[Passage shown]
◆ ◆ ◆ ◆ ◆ ◆ ◆

Re: sched/fair: scheduler not running high priority process on idle cpu

From: Dietmar Eggemann
Date: Mon Jan 20 2020 - 04:39:32 EST


On 15/01/2020 18:07, David Laight wrote:
> From Steven Rostedt
>> Sent: 15 January 2020 15:31
> ...
>>> For this case an idle cpu doing a unlocked check for a processes that has
>>> been waiting 'ages' to preempt the running process may not be too
>>> expensive.
>>
>> How do you measure a process waiting for ages on another CPU? And then
>> by the time you get the information to pull it, there's always the race
>> that the process will get the chance to run. And if you think about it,
>> by looking for a process waiting for a long time, it is likely it will
>> start to run because "ages" means it's probably close to being released.
>
> Without a CBU (Crystal Ball Unit) you can always be unlucky.
> But once you get over the 'normal' delays for a system call you probably
> get an exponential (or is it logarithmic) distribution and the additional
> delay is likely to be at least some fraction of the time it has already waited.
>
> While not entirely the same, but something I still need to look at further.
> This is a histogram of time taken (in ns) to send on a raw IPv4 socket.
> 0k: 1874462617
> 96k: 260350
> 160k: 30771
> 224k: 14812
> 288k: 770
> 352k: 593
> 416k: 489
> 480k: 368
> 544k: 185
> 608k: 63
> 672k: 27
> 736k: 6
> 800k: 1
> 864k: 2
> 928k: 3
> 992k: 4
> 1056k: 1
> 1120k: 0
> 1184k: 1
> 1248k: 1
> 1312k: 2
> 1376k: 3
> 1440k: 1
> 1504k: 1
> 1568k: 1
> 1632k: 4
> 1696k: 0 (5 times)

◆ ◆ ◆ ◆ ◆ ◆ ◆

[Short task 1]
Repeat the entries word for word, from the start of the records through the line that contains "100, 184, 118]", including both ends.

(Records from a collection)
◆ ◆ ◆ ◆ ◆ ◆ ◆

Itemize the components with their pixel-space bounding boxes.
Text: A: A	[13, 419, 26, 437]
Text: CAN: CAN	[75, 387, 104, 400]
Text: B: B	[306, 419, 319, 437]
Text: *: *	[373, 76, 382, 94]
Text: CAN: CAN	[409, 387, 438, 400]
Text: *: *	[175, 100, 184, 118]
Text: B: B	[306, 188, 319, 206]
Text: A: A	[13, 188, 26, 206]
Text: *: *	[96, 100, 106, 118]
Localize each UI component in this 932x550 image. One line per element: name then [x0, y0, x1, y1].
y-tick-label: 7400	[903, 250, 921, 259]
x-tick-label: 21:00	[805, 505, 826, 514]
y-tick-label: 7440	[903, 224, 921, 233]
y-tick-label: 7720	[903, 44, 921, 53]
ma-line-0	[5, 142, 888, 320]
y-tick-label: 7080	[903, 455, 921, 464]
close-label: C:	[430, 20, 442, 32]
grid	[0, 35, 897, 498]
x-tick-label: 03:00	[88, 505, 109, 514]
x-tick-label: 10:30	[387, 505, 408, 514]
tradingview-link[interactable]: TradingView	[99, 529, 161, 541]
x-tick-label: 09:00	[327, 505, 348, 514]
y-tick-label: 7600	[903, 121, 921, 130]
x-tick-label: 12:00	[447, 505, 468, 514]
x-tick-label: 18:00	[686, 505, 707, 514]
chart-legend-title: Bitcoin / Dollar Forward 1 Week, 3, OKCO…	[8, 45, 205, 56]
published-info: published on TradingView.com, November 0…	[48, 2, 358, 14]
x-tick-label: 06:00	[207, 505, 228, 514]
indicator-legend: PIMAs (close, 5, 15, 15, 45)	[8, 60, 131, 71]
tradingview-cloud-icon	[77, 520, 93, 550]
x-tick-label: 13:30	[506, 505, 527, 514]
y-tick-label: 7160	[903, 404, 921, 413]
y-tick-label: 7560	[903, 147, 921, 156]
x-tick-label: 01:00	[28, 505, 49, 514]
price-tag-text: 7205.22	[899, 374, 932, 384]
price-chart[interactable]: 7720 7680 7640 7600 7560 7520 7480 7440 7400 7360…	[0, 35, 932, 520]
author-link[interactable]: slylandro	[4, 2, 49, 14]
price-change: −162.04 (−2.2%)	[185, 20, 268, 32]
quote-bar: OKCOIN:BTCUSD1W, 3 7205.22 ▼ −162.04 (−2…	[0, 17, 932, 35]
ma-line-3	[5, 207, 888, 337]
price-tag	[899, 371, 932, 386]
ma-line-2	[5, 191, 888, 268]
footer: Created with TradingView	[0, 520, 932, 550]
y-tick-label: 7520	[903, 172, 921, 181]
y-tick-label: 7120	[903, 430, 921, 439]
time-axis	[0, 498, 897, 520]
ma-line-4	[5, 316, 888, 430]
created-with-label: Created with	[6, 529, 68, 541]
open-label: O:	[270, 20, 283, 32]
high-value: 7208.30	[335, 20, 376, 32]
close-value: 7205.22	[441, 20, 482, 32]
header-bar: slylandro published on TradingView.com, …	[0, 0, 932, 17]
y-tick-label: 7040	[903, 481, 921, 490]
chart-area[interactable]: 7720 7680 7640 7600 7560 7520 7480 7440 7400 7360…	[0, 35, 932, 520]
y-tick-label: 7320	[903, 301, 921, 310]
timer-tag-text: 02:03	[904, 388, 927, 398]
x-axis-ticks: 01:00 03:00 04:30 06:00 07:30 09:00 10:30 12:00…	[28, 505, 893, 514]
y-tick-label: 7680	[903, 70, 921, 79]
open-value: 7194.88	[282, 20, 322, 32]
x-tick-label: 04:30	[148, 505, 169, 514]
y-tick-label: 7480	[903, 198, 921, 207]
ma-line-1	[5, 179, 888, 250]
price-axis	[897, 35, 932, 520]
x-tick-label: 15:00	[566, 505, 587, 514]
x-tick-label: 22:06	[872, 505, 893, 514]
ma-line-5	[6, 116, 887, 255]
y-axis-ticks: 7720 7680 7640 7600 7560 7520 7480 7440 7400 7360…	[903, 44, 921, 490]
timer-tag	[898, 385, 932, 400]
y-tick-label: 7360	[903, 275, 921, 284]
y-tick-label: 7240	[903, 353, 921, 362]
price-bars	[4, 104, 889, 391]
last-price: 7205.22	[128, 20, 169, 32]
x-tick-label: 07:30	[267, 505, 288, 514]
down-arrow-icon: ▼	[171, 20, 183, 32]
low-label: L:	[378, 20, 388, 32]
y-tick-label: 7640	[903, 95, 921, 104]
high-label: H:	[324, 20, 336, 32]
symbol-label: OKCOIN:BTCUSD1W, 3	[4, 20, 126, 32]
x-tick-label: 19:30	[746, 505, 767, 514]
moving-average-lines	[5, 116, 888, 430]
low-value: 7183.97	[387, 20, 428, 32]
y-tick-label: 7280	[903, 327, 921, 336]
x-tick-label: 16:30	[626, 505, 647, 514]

◆ ◆ ◆ ◆ ◆ ◆ ◆

[Short task 2]
In the mailing-list post, what does the histogram measure?

[Correct response 1]
Itemize the components with their pixel-space bounding boxes.
Text: A: A	[13, 419, 26, 437]
Text: CAN: CAN	[75, 387, 104, 400]
Text: B: B	[306, 419, 319, 437]
Text: *: *	[373, 76, 382, 94]
Text: CAN: CAN	[409, 387, 438, 400]
Text: *: *	[175, 100, 184, 118]

[Correct response 2]
The time taken, in nanoseconds, to send on a raw IPv4 socket.